**PROBLEM TO SOLVE:**
Gather all lines containing the string "size" and copy them out.

Items listed in a dataset:
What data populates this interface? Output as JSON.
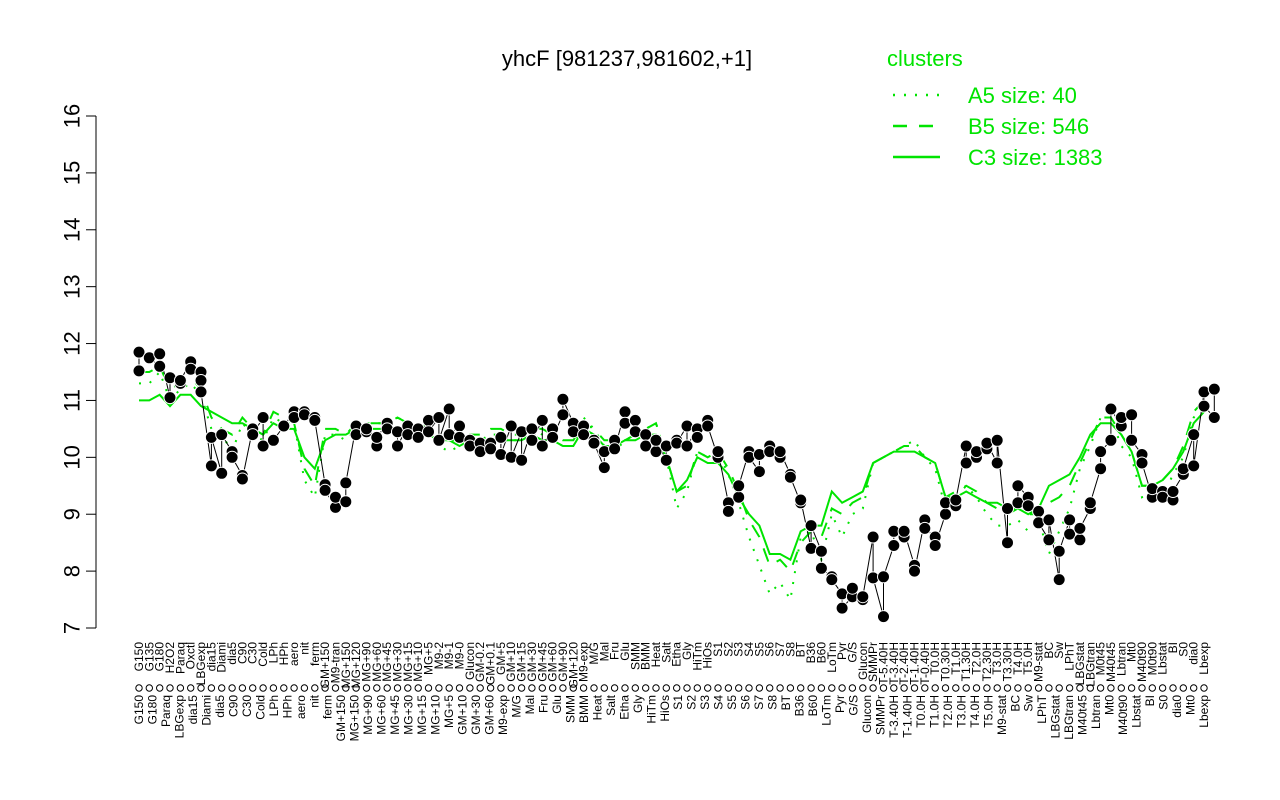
{
  "chart_data": {
    "type": "line",
    "title": "yhcF [981237,981602,+1]",
    "xlabel": "",
    "ylabel": "",
    "ylim": [
      7,
      16
    ],
    "yticks": [
      7,
      8,
      9,
      10,
      11,
      12,
      13,
      14,
      15,
      16
    ],
    "grid": false,
    "legend": {
      "placement": "top-right",
      "title": "clusters",
      "entries": [
        {
          "label": "A5 size: 40",
          "style": "dotted"
        },
        {
          "label": "B5 size: 546",
          "style": "dashed"
        },
        {
          "label": "C3 size: 1383",
          "style": "solid"
        }
      ]
    },
    "x_labels_top": [
      "G150",
      "G135",
      "G180",
      "H2O2",
      "Paraq",
      "Oxctl",
      "LBGexp",
      "dia15",
      "Diami",
      "dia5",
      "C90",
      "C30",
      "Cold",
      "LPh",
      "HPh",
      "aero",
      "nit",
      "ferm",
      "GM+150",
      "M9-tran",
      "MG+150",
      "MG+120",
      "MG+90",
      "MG+60",
      "MG+45",
      "MG+30",
      "MG+15",
      "MG+10",
      "MG+5",
      "M9-2",
      "M9-1",
      "M9-0",
      "Glucon",
      "GM-0.2",
      "GM+0.1",
      "GM+5",
      "GM+10",
      "GM+15",
      "GM+30",
      "GM+45",
      "GM+60",
      "GM+90",
      "GM+120",
      "M9-exp",
      "M/G",
      "Mal",
      "Fru",
      "Glu",
      "SMM",
      "BMM",
      "Heat",
      "Salt",
      "Etha",
      "Gly",
      "HiTm",
      "HiOs",
      "S1",
      "S2",
      "S3",
      "S4",
      "S5",
      "S6",
      "S7",
      "S8",
      "BT",
      "B36",
      "B60",
      "LoTm",
      "Pyr",
      "G/S",
      "Glucon",
      "SMMPr",
      "T-5.40H",
      "T-3.40H",
      "T-2.40H",
      "T-1.40H",
      "T-0.40H",
      "T0.0H",
      "T0.30H",
      "T1.0H",
      "T1.30H",
      "T2.0H",
      "T2.30H",
      "T3.0H",
      "T3.30H",
      "T4.0H",
      "T5.0H",
      "M9-stat",
      "BC",
      "Sw",
      "LPhT",
      "LBGstat",
      "LBGtran",
      "M0t45",
      "M40t45",
      "Lbtran",
      "Mt0",
      "M40t90",
      "M0t90",
      "Lbstat",
      "BI",
      "S0",
      "dia0",
      "Lbexp"
    ],
    "x_labels_bottom": [
      "G150",
      "G180",
      "Paraq",
      "LBGexp",
      "dia15",
      "Diami",
      "dia5",
      "C90",
      "C30",
      "Cold",
      "LPh",
      "HPh",
      "aero",
      "nit",
      "ferm",
      "GM+150",
      "MG+150",
      "MG+90",
      "MG+60",
      "MG+45",
      "MG+30",
      "MG+15",
      "MG+10",
      "MG+5",
      "GM+10",
      "GM+30",
      "GM+60",
      "M9-exp",
      "M/G",
      "Mal",
      "Fru",
      "Glu",
      "SMM",
      "BMM",
      "Heat",
      "Salt",
      "Etha",
      "Gly",
      "HiTm",
      "HiOs",
      "S1",
      "S2",
      "S3",
      "S4",
      "S5",
      "S6",
      "S7",
      "S8",
      "BT",
      "B36",
      "B60",
      "LoTm",
      "Pyr",
      "G/S",
      "Glucon",
      "SMMPr",
      "T-3.40H",
      "T-1.40H",
      "T0.0H",
      "T1.0H",
      "T2.0H",
      "T3.0H",
      "T4.0H",
      "T5.0H",
      "M9-stat",
      "BC",
      "Sw",
      "LPhT",
      "LBGstat",
      "LBGtran",
      "M40t45",
      "Lbtran",
      "Mt0",
      "M40t90",
      "Lbstat",
      "BI",
      "S0",
      "dia0",
      "Mt0",
      "Lbexp"
    ],
    "series": [
      {
        "name": "A5 size: 40",
        "style": "dotted",
        "color": "#00e400",
        "values": [
          11.3,
          11.3,
          11.5,
          11.0,
          11.2,
          11.3,
          11.1,
          10.5,
          10.4,
          10.1,
          10.6,
          10.4,
          10.3,
          10.7,
          10.6,
          10.6,
          9.6,
          9.3,
          10.4,
          10.4,
          10.3,
          10.5,
          10.6,
          10.6,
          10.6,
          10.7,
          10.6,
          10.5,
          10.4,
          10.2,
          10.1,
          10.2,
          10.3,
          10.3,
          10.4,
          10.4,
          10.3,
          10.3,
          10.5,
          10.4,
          10.3,
          10.2,
          10.2,
          10.7,
          10.5,
          10.2,
          10.1,
          10.3,
          10.4,
          10.5,
          10.6,
          10.0,
          9.1,
          9.4,
          10.1,
          10.0,
          10.1,
          9.7,
          9.2,
          8.6,
          8.1,
          7.6,
          7.8,
          7.5,
          8.6,
          8.7,
          8.2,
          9.0,
          8.6,
          9.0,
          9.1,
          9.9,
          10.0,
          10.1,
          10.2,
          10.3,
          10.0,
          9.8,
          9.1,
          9.3,
          9.5,
          9.3,
          9.0,
          8.8,
          8.8,
          8.9,
          8.7,
          8.9,
          8.3,
          8.7,
          9.1,
          9.8,
          10.2,
          10.7,
          10.7,
          10.2,
          10.0,
          9.3,
          9.4,
          9.3,
          9.7,
          10.0,
          10.7,
          10.9
        ]
      },
      {
        "name": "B5 size: 546",
        "style": "dashed",
        "color": "#00e400",
        "values": [
          11.5,
          11.5,
          11.6,
          11.2,
          11.3,
          11.4,
          11.2,
          10.7,
          10.5,
          10.4,
          10.7,
          10.5,
          10.4,
          10.8,
          10.7,
          10.6,
          9.8,
          9.5,
          10.5,
          10.5,
          10.4,
          10.6,
          10.6,
          10.6,
          10.6,
          10.7,
          10.6,
          10.6,
          10.5,
          10.4,
          10.3,
          10.3,
          10.4,
          10.4,
          10.5,
          10.5,
          10.4,
          10.4,
          10.5,
          10.5,
          10.4,
          10.3,
          10.3,
          10.6,
          10.5,
          10.3,
          10.3,
          10.3,
          10.4,
          10.5,
          10.6,
          10.0,
          9.4,
          9.5,
          10.1,
          10.0,
          10.1,
          9.8,
          9.4,
          8.9,
          8.6,
          8.1,
          8.2,
          8.0,
          8.5,
          8.7,
          8.6,
          9.1,
          9.0,
          9.2,
          9.3,
          9.9,
          10.0,
          10.1,
          10.2,
          10.2,
          10.0,
          9.9,
          9.3,
          9.4,
          9.5,
          9.4,
          9.2,
          9.1,
          9.0,
          9.1,
          9.0,
          9.0,
          9.2,
          9.3,
          9.5,
          9.9,
          10.3,
          10.7,
          10.7,
          10.4,
          10.1,
          9.5,
          9.5,
          9.6,
          9.8,
          10.2,
          10.8,
          11.0
        ]
      },
      {
        "name": "C3 size: 1383",
        "style": "solid",
        "color": "#00e400",
        "values": [
          11.0,
          11.0,
          11.1,
          10.9,
          11.1,
          11.1,
          10.9,
          10.8,
          10.7,
          10.6,
          10.6,
          10.5,
          10.4,
          10.6,
          10.5,
          10.5,
          10.0,
          9.8,
          10.3,
          10.4,
          10.4,
          10.5,
          10.5,
          10.5,
          10.5,
          10.5,
          10.5,
          10.4,
          10.4,
          10.3,
          10.3,
          10.2,
          10.3,
          10.3,
          10.3,
          10.3,
          10.3,
          10.3,
          10.4,
          10.3,
          10.3,
          10.2,
          10.2,
          10.5,
          10.4,
          10.2,
          10.2,
          10.3,
          10.3,
          10.4,
          10.4,
          10.0,
          9.4,
          9.6,
          10.0,
          9.9,
          9.9,
          9.7,
          9.3,
          9.0,
          8.8,
          8.3,
          8.3,
          8.2,
          8.7,
          8.8,
          8.8,
          9.4,
          9.2,
          9.3,
          9.4,
          9.9,
          10.0,
          10.1,
          10.1,
          10.1,
          10.0,
          9.9,
          9.3,
          9.3,
          9.4,
          9.3,
          9.2,
          9.2,
          9.1,
          9.1,
          9.0,
          9.1,
          9.5,
          9.6,
          9.7,
          10.0,
          10.4,
          10.6,
          10.6,
          10.4,
          10.1,
          9.5,
          9.5,
          9.6,
          9.8,
          10.1,
          10.6,
          10.8
        ]
      }
    ],
    "points": [
      [
        0,
        11.52
      ],
      [
        0,
        11.85
      ],
      [
        1,
        11.75
      ],
      [
        2,
        11.6
      ],
      [
        2,
        11.82
      ],
      [
        3,
        11.05
      ],
      [
        3,
        11.4
      ],
      [
        4,
        11.3
      ],
      [
        4,
        11.35
      ],
      [
        5,
        11.68
      ],
      [
        5,
        11.55
      ],
      [
        6,
        11.5
      ],
      [
        6,
        11.35
      ],
      [
        6,
        11.15
      ],
      [
        7,
        9.85
      ],
      [
        7,
        10.35
      ],
      [
        8,
        9.72
      ],
      [
        8,
        10.4
      ],
      [
        9,
        10.1
      ],
      [
        9,
        10.0
      ],
      [
        10,
        9.68
      ],
      [
        10,
        9.62
      ],
      [
        11,
        10.5
      ],
      [
        11,
        10.4
      ],
      [
        12,
        10.7
      ],
      [
        12,
        10.2
      ],
      [
        13,
        10.3
      ],
      [
        14,
        10.55
      ],
      [
        15,
        10.8
      ],
      [
        15,
        10.7
      ],
      [
        16,
        10.8
      ],
      [
        16,
        10.75
      ],
      [
        17,
        10.7
      ],
      [
        17,
        10.65
      ],
      [
        18,
        9.52
      ],
      [
        18,
        9.42
      ],
      [
        19,
        9.12
      ],
      [
        19,
        9.3
      ],
      [
        20,
        9.22
      ],
      [
        20,
        9.55
      ],
      [
        21,
        10.55
      ],
      [
        21,
        10.4
      ],
      [
        22,
        10.45
      ],
      [
        22,
        10.5
      ],
      [
        23,
        10.2
      ],
      [
        23,
        10.35
      ],
      [
        24,
        10.6
      ],
      [
        24,
        10.5
      ],
      [
        25,
        10.45
      ],
      [
        25,
        10.2
      ],
      [
        26,
        10.55
      ],
      [
        26,
        10.4
      ],
      [
        27,
        10.5
      ],
      [
        27,
        10.35
      ],
      [
        28,
        10.65
      ],
      [
        28,
        10.45
      ],
      [
        29,
        10.7
      ],
      [
        29,
        10.3
      ],
      [
        30,
        10.85
      ],
      [
        30,
        10.4
      ],
      [
        31,
        10.55
      ],
      [
        31,
        10.35
      ],
      [
        32,
        10.3
      ],
      [
        32,
        10.2
      ],
      [
        33,
        10.25
      ],
      [
        33,
        10.1
      ],
      [
        34,
        10.25
      ],
      [
        34,
        10.15
      ],
      [
        35,
        10.35
      ],
      [
        35,
        10.05
      ],
      [
        36,
        10.55
      ],
      [
        36,
        10.0
      ],
      [
        37,
        10.45
      ],
      [
        37,
        9.95
      ],
      [
        38,
        10.5
      ],
      [
        38,
        10.3
      ],
      [
        39,
        10.65
      ],
      [
        39,
        10.2
      ],
      [
        40,
        10.5
      ],
      [
        40,
        10.35
      ],
      [
        41,
        10.75
      ],
      [
        41,
        11.02
      ],
      [
        42,
        10.6
      ],
      [
        42,
        10.45
      ],
      [
        43,
        10.55
      ],
      [
        43,
        10.4
      ],
      [
        44,
        10.3
      ],
      [
        44,
        10.25
      ],
      [
        45,
        9.82
      ],
      [
        45,
        10.1
      ],
      [
        46,
        10.3
      ],
      [
        46,
        10.15
      ],
      [
        47,
        10.8
      ],
      [
        47,
        10.6
      ],
      [
        48,
        10.65
      ],
      [
        48,
        10.45
      ],
      [
        49,
        10.4
      ],
      [
        49,
        10.2
      ],
      [
        50,
        10.1
      ],
      [
        50,
        10.3
      ],
      [
        51,
        9.95
      ],
      [
        51,
        10.2
      ],
      [
        52,
        10.3
      ],
      [
        52,
        10.25
      ],
      [
        53,
        10.55
      ],
      [
        53,
        10.2
      ],
      [
        54,
        10.5
      ],
      [
        54,
        10.35
      ],
      [
        55,
        10.65
      ],
      [
        55,
        10.55
      ],
      [
        56,
        10.0
      ],
      [
        56,
        10.1
      ],
      [
        57,
        9.2
      ],
      [
        57,
        9.05
      ],
      [
        58,
        9.3
      ],
      [
        58,
        9.5
      ],
      [
        59,
        10.1
      ],
      [
        59,
        10.0
      ],
      [
        60,
        9.75
      ],
      [
        60,
        10.05
      ],
      [
        61,
        10.2
      ],
      [
        61,
        10.1
      ],
      [
        62,
        10.0
      ],
      [
        62,
        10.1
      ],
      [
        63,
        9.7
      ],
      [
        63,
        9.65
      ],
      [
        64,
        9.2
      ],
      [
        64,
        9.25
      ],
      [
        65,
        8.4
      ],
      [
        65,
        8.8
      ],
      [
        66,
        8.35
      ],
      [
        66,
        8.05
      ],
      [
        67,
        7.9
      ],
      [
        67,
        7.85
      ],
      [
        68,
        7.6
      ],
      [
        68,
        7.35
      ],
      [
        69,
        7.55
      ],
      [
        69,
        7.7
      ],
      [
        70,
        7.5
      ],
      [
        70,
        7.55
      ],
      [
        71,
        8.6
      ],
      [
        71,
        7.88
      ],
      [
        72,
        7.2
      ],
      [
        72,
        7.9
      ],
      [
        73,
        8.45
      ],
      [
        73,
        8.7
      ],
      [
        74,
        8.6
      ],
      [
        74,
        8.7
      ],
      [
        75,
        8.1
      ],
      [
        75,
        8.0
      ],
      [
        76,
        8.9
      ],
      [
        76,
        8.75
      ],
      [
        77,
        8.6
      ],
      [
        77,
        8.45
      ],
      [
        78,
        9.0
      ],
      [
        78,
        9.2
      ],
      [
        79,
        9.15
      ],
      [
        79,
        9.25
      ],
      [
        80,
        10.2
      ],
      [
        80,
        9.9
      ],
      [
        81,
        10.0
      ],
      [
        81,
        10.1
      ],
      [
        82,
        10.15
      ],
      [
        82,
        10.25
      ],
      [
        83,
        9.9
      ],
      [
        83,
        10.3
      ],
      [
        84,
        8.5
      ],
      [
        84,
        9.1
      ],
      [
        85,
        9.2
      ],
      [
        85,
        9.5
      ],
      [
        86,
        9.3
      ],
      [
        86,
        9.15
      ],
      [
        87,
        9.05
      ],
      [
        87,
        8.85
      ],
      [
        88,
        8.55
      ],
      [
        88,
        8.9
      ],
      [
        89,
        7.85
      ],
      [
        89,
        8.35
      ],
      [
        90,
        8.9
      ],
      [
        90,
        8.65
      ],
      [
        91,
        8.55
      ],
      [
        91,
        8.75
      ],
      [
        92,
        9.1
      ],
      [
        92,
        9.2
      ],
      [
        93,
        9.8
      ],
      [
        93,
        10.1
      ],
      [
        94,
        10.3
      ],
      [
        94,
        10.85
      ],
      [
        95,
        10.55
      ],
      [
        95,
        10.7
      ],
      [
        96,
        10.75
      ],
      [
        96,
        10.3
      ],
      [
        97,
        10.05
      ],
      [
        97,
        9.9
      ],
      [
        98,
        9.3
      ],
      [
        98,
        9.45
      ],
      [
        99,
        9.4
      ],
      [
        99,
        9.3
      ],
      [
        100,
        9.25
      ],
      [
        100,
        9.4
      ],
      [
        101,
        9.7
      ],
      [
        101,
        9.8
      ],
      [
        102,
        10.4
      ],
      [
        102,
        9.85
      ],
      [
        103,
        11.15
      ],
      [
        103,
        10.9
      ],
      [
        104,
        10.7
      ],
      [
        104,
        11.2
      ]
    ]
  }
}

**SOLVED PROBLEM:**
          "label": "A5 size: 40",
          "label": "B5 size: 546",
          "label": "C3 size: 1383",
        "name": "A5 size: 40",
        "name": "B5 size: 546",
        "name": "C3 size: 1383",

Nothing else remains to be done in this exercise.